### Exercise instructions
Leave out the pictures and return every entry exactly as it appears.

+ + + + +

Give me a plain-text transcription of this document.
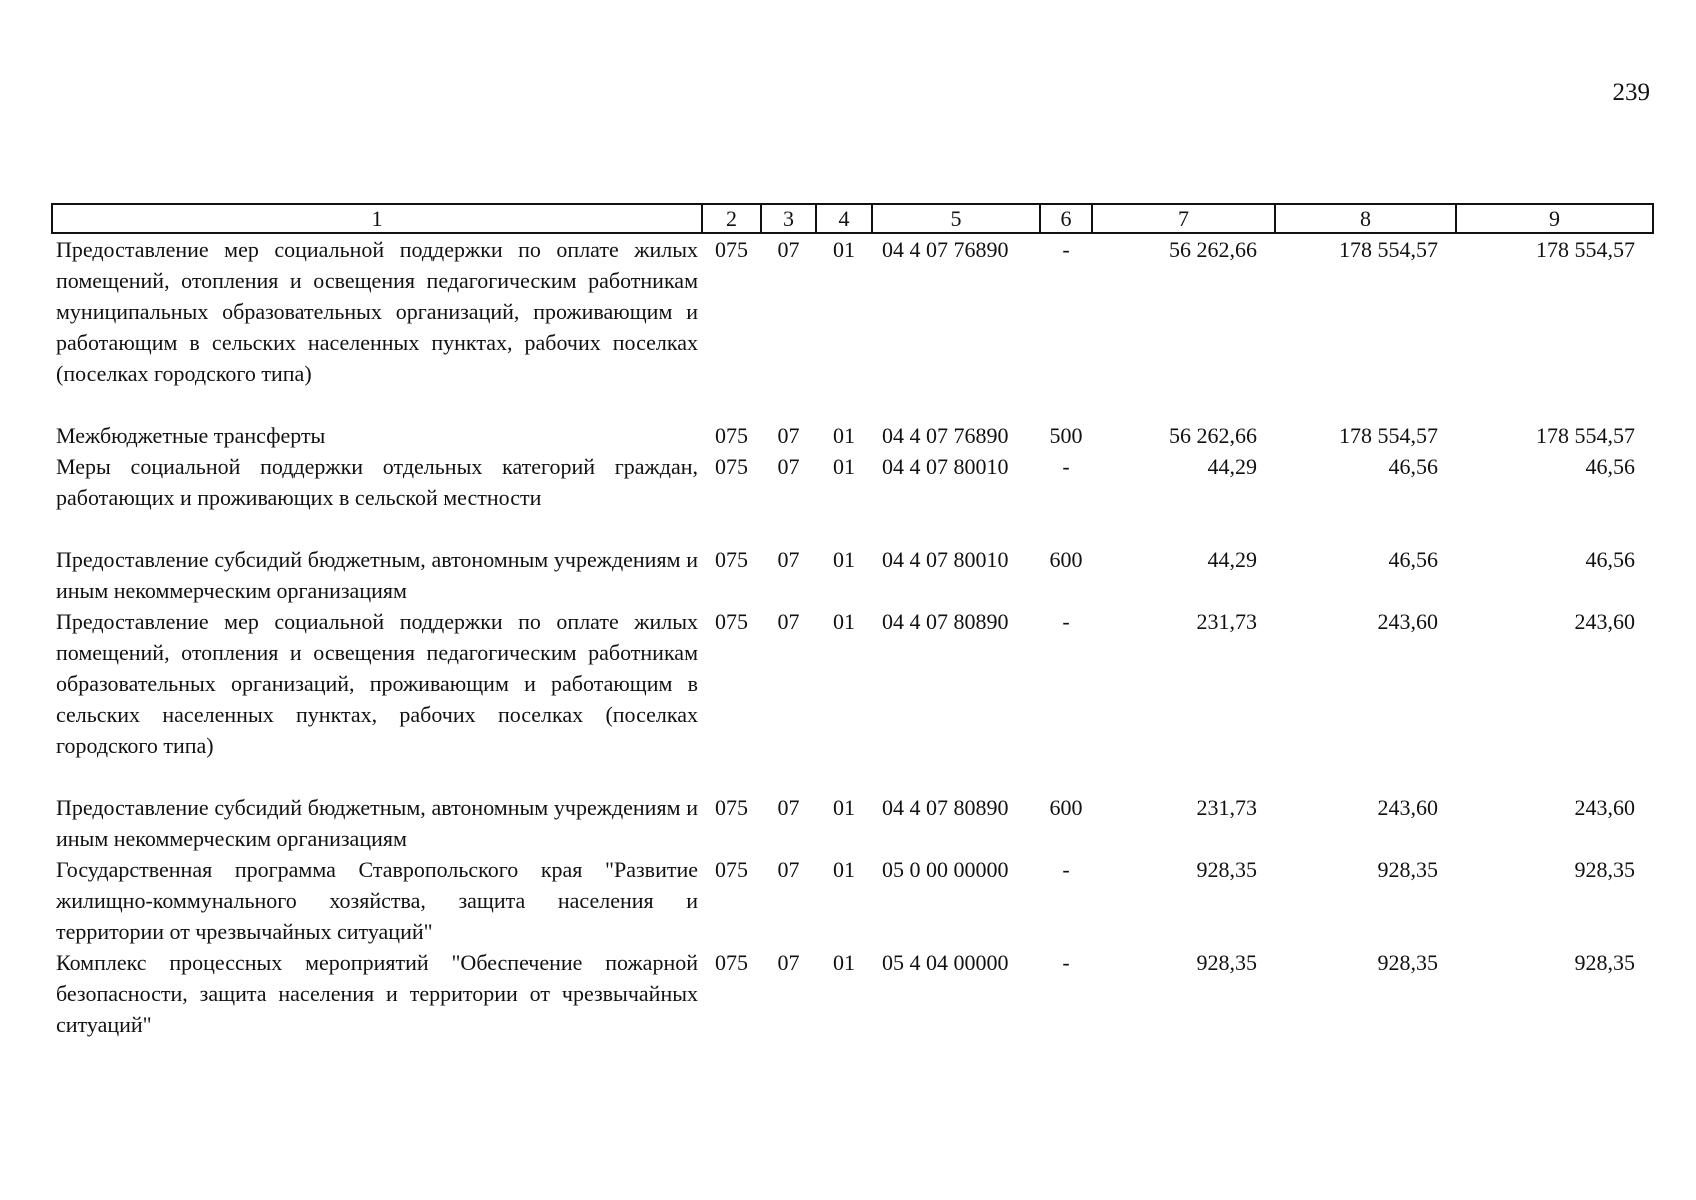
239
1	2	3	4	5	6	7	8	9
Предоставление мер социальной поддержки по оплате жилых помещений, отопления и освещения педагогическим работникам муниципальных образовательных организаций, проживающим и работающим в сельских населенных пунктах, рабочих поселках (поселках городского типа)	075	07	01	04 4 07 76890	-	56 262,66	178 554,57	178 554,57
Межбюджетные трансферты	075	07	01	04 4 07 76890	500	56 262,66	178 554,57	178 554,57
Меры социальной поддержки отдельных категорий граждан, работающих и проживающих в сельской местности	075	07	01	04 4 07 80010	-	44,29	46,56	46,56
Предоставление субсидий бюджетным, автономным учреждениям и иным некоммерческим организациям	075	07	01	04 4 07 80010	600	44,29	46,56	46,56
Предоставление мер социальной поддержки по оплате жилых помещений, отопления и освещения педагогическим работникам образовательных организаций, проживающим и работающим в сельских населенных пунктах, рабочих поселках (поселках городского типа)	075	07	01	04 4 07 80890	-	231,73	243,60	243,60
Предоставление субсидий бюджетным, автономным учреждениям и иным некоммерческим организациям	075	07	01	04 4 07 80890	600	231,73	243,60	243,60
Государственная программа Ставропольского края "Развитие жилищно-коммунального хозяйства, защита населения и территории от чрезвычайных ситуаций"	075	07	01	05 0 00 00000	-	928,35	928,35	928,35
Комплекс процессных мероприятий "Обеспечение пожарной безопасности, защита населения и территории от чрезвычайных ситуаций"	075	07	01	05 4 04 00000	-	928,35	928,35	928,35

+ + + + +

### Reply
Give me a plain-text transcription of this document.
239
1	2	3	4	5	6	7	8	9
Предоставление мер социальной поддержки по оплате жилых помещений, отопления и освещения педагогическим работникам муниципальных образовательных организаций, проживающим и работающим в сельских населенных пунктах, рабочих поселках (поселках городского типа)	075	07	01	04 4 07 76890	-	56 262,66	178 554,57	178 554,57
Межбюджетные трансферты	075	07	01	04 4 07 76890	500	56 262,66	178 554,57	178 554,57
Меры социальной поддержки отдельных категорий граждан, работающих и проживающих в сельской местности	075	07	01	04 4 07 80010	-	44,29	46,56	46,56
Предоставление субсидий бюджетным, автономным учреждениям и иным некоммерческим организациям	075	07	01	04 4 07 80010	600	44,29	46,56	46,56
Предоставление мер социальной поддержки по оплате жилых помещений, отопления и освещения педагогическим работникам образовательных организаций, проживающим и работающим в сельских населенных пунктах, рабочих поселках (поселках городского типа)	075	07	01	04 4 07 80890	-	231,73	243,60	243,60
Предоставление субсидий бюджетным, автономным учреждениям и иным некоммерческим организациям	075	07	01	04 4 07 80890	600	231,73	243,60	243,60
Государственная программа Ставропольского края "Развитие жилищно-коммунального хозяйства, защита населения и территории от чрезвычайных ситуаций"	075	07	01	05 0 00 00000	-	928,35	928,35	928,35
Комплекс процессных мероприятий "Обеспечение пожарной безопасности, защита населения и территории от чрезвычайных ситуаций"	075	07	01	05 4 04 00000	-	928,35	928,35	928,35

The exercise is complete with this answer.